### Exercise objective
Rewrite the stretch of lines that starts with the line containing "- chevron-down-icon: [315, 57, 327, 64]" and ends with the line containing "- chevron-down-icon: [48, 55, 60, 62]", putting "output-toggle" wherever "output-button" appears and leaving everything else unchanged. Return only those lines.

### Data
§

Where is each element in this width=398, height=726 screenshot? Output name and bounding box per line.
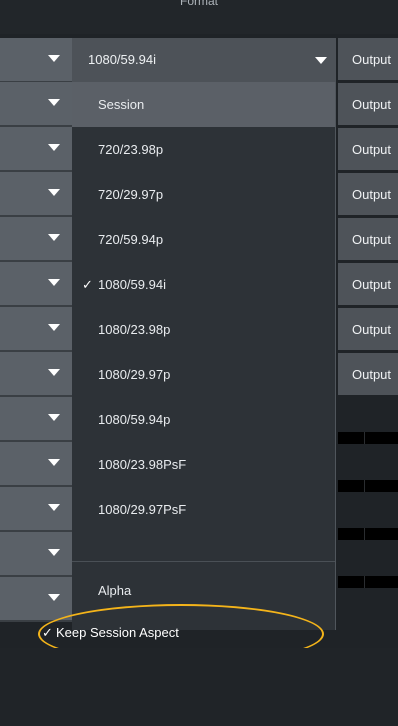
- chevron-down-icon: [315, 57, 327, 64]
- left-dropdown-column: [0, 34, 72, 622]
- format-dropdown-menu: Session 720/23.98p 720/29.97p 720/59.94p…: [72, 82, 336, 630]
- chevron-down-icon: [48, 234, 60, 241]
- menu-divider: [72, 561, 335, 562]
- menu-item-1080-23-98psf[interactable]: 1080/23.98PsF: [72, 442, 335, 487]
- menu-item-1080-59-94p[interactable]: 1080/59.94p: [72, 397, 335, 442]
- chevron-down-icon: [48, 189, 60, 196]
- row-dropdown-button[interactable]: [0, 262, 72, 307]
- row-dropdown-button[interactable]: [0, 577, 72, 622]
- output-button[interactable]: Output: [338, 263, 398, 305]
- chevron-down-icon: [48, 459, 60, 466]
- row-dropdown-button[interactable]: [0, 127, 72, 172]
- chevron-down-icon: [48, 369, 60, 376]
- output-button[interactable]: Output: [338, 308, 398, 350]
- meter-bar: [338, 432, 398, 444]
- output-button[interactable]: Output: [338, 38, 398, 80]
- format-select[interactable]: 1080/59.94i: [72, 38, 336, 82]
- chevron-down-icon: [48, 594, 60, 601]
- chevron-down-icon: [48, 55, 60, 62]
- output-button[interactable]: Output: [338, 83, 398, 125]
- check-icon: ✓: [82, 277, 93, 292]
- chevron-down-icon: [48, 549, 60, 556]
- chevron-down-icon: [48, 504, 60, 511]
- menu-item-1080-23-98p[interactable]: 1080/23.98p: [72, 307, 335, 352]
- menu-item-720-29-97p[interactable]: 720/29.97p: [72, 172, 335, 217]
- row-dropdown-button[interactable]: [0, 172, 72, 217]
- menu-item-session[interactable]: Session: [72, 82, 335, 127]
- meter-bar: [338, 480, 398, 492]
- menu-item-720-59-94p[interactable]: 720/59.94p: [72, 217, 335, 262]
- menu-item-1080-59-94i[interactable]: ✓ 1080/59.94i: [72, 262, 335, 307]
- chevron-down-icon: [48, 99, 60, 106]
- chevron-down-icon: [48, 324, 60, 331]
- panel-footer: [0, 648, 398, 726]
- row-dropdown-button[interactable]: [0, 397, 72, 442]
- row-dropdown-button[interactable]: [0, 82, 72, 127]
- chevron-down-icon: [48, 279, 60, 286]
- menu-item-720-23-98p[interactable]: 720/23.98p: [72, 127, 335, 172]
- panel-header-title: Format: [179, 0, 218, 8]
- row-dropdown-button[interactable]: [0, 442, 72, 487]
- output-column: Output Output Output Output Output Outpu…: [336, 34, 398, 634]
- output-button[interactable]: Output: [338, 173, 398, 215]
- chevron-down-icon: [48, 144, 60, 151]
- chevron-down-icon: [48, 414, 60, 421]
- menu-item-1080-29-97psf[interactable]: 1080/29.97PsF: [72, 487, 335, 532]
- menu-item-1080-29-97p[interactable]: 1080/29.97p: [72, 352, 335, 397]
- output-button[interactable]: Output: [338, 128, 398, 170]
- meter-bar: [338, 576, 398, 588]
- row-dropdown-button[interactable]: [0, 217, 72, 262]
- row-dropdown-button[interactable]: [0, 532, 72, 577]
- row-dropdown-button[interactable]: [0, 307, 72, 352]
- panel-header: Format: [0, 0, 398, 34]
- output-button[interactable]: Output: [338, 353, 398, 395]
- row-dropdown-button[interactable]: [0, 352, 72, 397]
- output-button[interactable]: Output: [338, 218, 398, 260]
- row-dropdown-button[interactable]: [0, 487, 72, 532]
- meter-bar: [338, 528, 398, 540]
- format-select-value: 1080/59.94i: [88, 52, 156, 67]
- row-dropdown-button[interactable]: [0, 38, 72, 83]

§

### Result for this task
- chevron-down-icon: [315, 57, 327, 64]
- left-dropdown-column: [0, 34, 72, 622]
- format-dropdown-menu: Session 720/23.98p 720/29.97p 720/59.94p…: [72, 82, 336, 630]
- chevron-down-icon: [48, 234, 60, 241]
- menu-divider: [72, 561, 335, 562]
- menu-item-1080-23-98psf[interactable]: 1080/23.98PsF: [72, 442, 335, 487]
- menu-item-1080-59-94p[interactable]: 1080/59.94p: [72, 397, 335, 442]
- chevron-down-icon: [48, 189, 60, 196]
- row-dropdown-button[interactable]: [0, 262, 72, 307]
- row-dropdown-button[interactable]: [0, 577, 72, 622]
- output-toggle[interactable]: Output: [338, 263, 398, 305]
- chevron-down-icon: [48, 459, 60, 466]
- row-dropdown-button[interactable]: [0, 127, 72, 172]
- chevron-down-icon: [48, 369, 60, 376]
- output-toggle[interactable]: Output: [338, 308, 398, 350]
- meter-bar: [338, 432, 398, 444]
- output-toggle[interactable]: Output: [338, 38, 398, 80]
- format-select[interactable]: 1080/59.94i: [72, 38, 336, 82]
- chevron-down-icon: [48, 594, 60, 601]
- chevron-down-icon: [48, 55, 60, 62]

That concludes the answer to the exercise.